WHAT THE TASK REQUIRES: Find each line that has the string "text" and give the total, with nothing else.

-*-*-

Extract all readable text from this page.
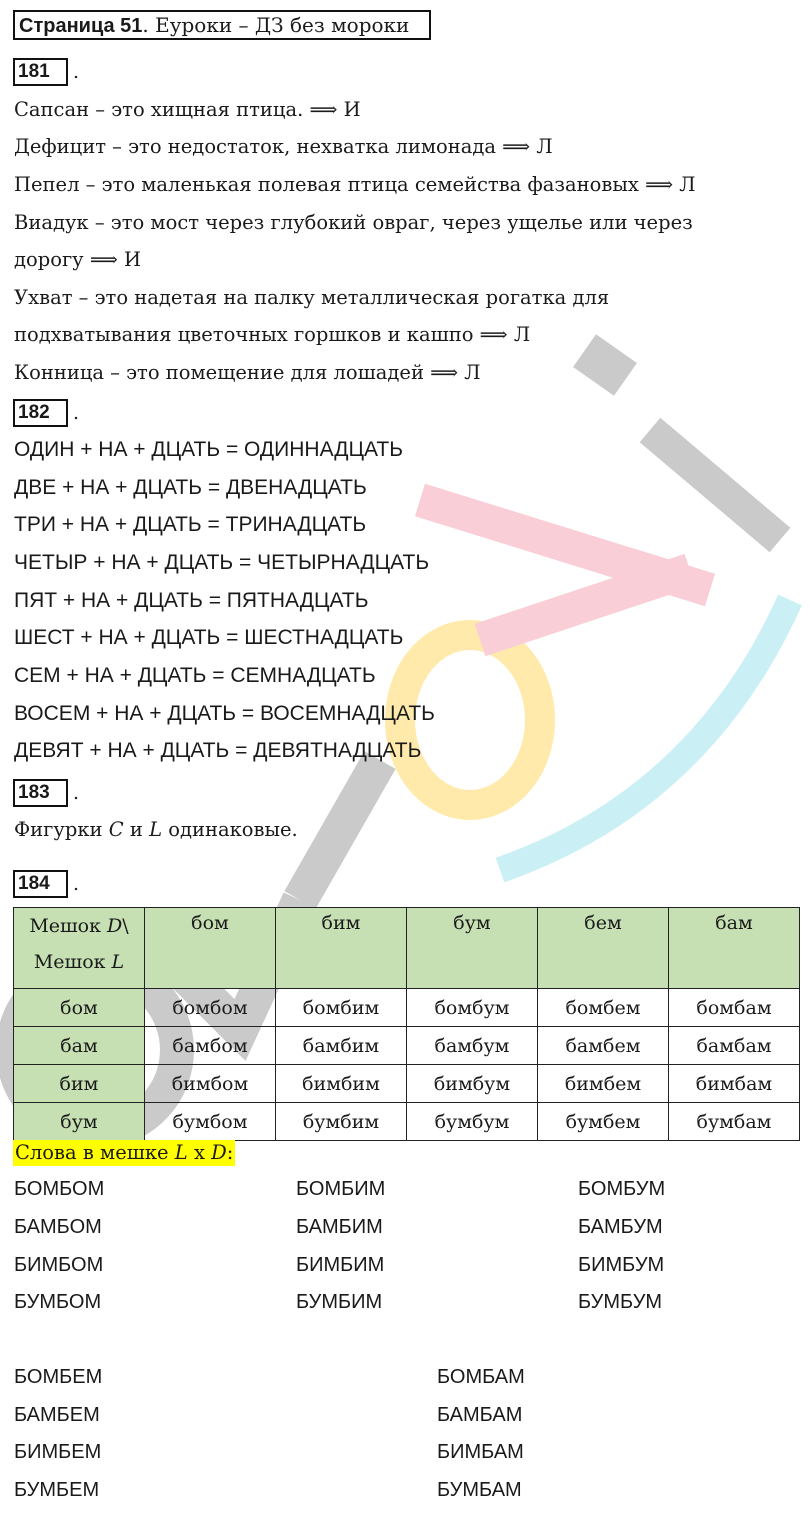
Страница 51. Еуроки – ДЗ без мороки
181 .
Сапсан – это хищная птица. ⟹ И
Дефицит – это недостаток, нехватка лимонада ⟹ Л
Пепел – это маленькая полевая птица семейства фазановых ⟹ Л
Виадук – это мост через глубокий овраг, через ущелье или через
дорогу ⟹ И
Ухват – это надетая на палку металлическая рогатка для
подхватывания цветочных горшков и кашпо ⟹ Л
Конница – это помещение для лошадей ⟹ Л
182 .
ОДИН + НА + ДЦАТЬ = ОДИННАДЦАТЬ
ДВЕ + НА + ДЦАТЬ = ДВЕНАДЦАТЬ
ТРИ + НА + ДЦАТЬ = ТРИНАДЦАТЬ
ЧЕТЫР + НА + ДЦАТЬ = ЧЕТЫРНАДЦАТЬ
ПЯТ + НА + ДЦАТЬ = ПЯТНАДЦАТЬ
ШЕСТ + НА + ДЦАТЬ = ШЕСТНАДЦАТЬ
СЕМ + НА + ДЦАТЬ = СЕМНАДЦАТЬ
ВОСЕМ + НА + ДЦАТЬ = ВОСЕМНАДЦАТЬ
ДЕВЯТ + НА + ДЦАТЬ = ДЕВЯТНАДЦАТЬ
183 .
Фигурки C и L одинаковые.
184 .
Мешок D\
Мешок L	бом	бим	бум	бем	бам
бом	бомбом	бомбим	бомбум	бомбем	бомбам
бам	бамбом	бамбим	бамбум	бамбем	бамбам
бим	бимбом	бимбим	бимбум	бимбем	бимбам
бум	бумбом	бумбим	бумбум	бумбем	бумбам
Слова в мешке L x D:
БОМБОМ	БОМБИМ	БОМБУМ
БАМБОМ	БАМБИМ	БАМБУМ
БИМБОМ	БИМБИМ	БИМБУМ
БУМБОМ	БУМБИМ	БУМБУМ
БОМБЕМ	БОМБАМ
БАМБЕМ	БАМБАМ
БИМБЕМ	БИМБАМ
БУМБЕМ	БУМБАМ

-*-*-

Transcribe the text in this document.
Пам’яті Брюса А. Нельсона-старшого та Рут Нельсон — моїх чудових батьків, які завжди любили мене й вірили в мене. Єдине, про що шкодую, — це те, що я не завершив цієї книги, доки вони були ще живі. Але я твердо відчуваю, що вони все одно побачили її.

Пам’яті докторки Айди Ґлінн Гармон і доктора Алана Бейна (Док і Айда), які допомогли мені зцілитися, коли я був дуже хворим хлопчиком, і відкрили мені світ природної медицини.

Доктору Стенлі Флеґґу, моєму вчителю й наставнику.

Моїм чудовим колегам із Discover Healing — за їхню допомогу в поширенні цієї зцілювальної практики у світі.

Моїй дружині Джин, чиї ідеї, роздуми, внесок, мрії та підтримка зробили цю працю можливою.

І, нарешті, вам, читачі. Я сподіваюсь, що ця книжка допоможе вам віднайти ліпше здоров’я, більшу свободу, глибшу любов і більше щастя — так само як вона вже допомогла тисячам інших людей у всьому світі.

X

-*-*-

ANSWER TO THE PROBLEM: 2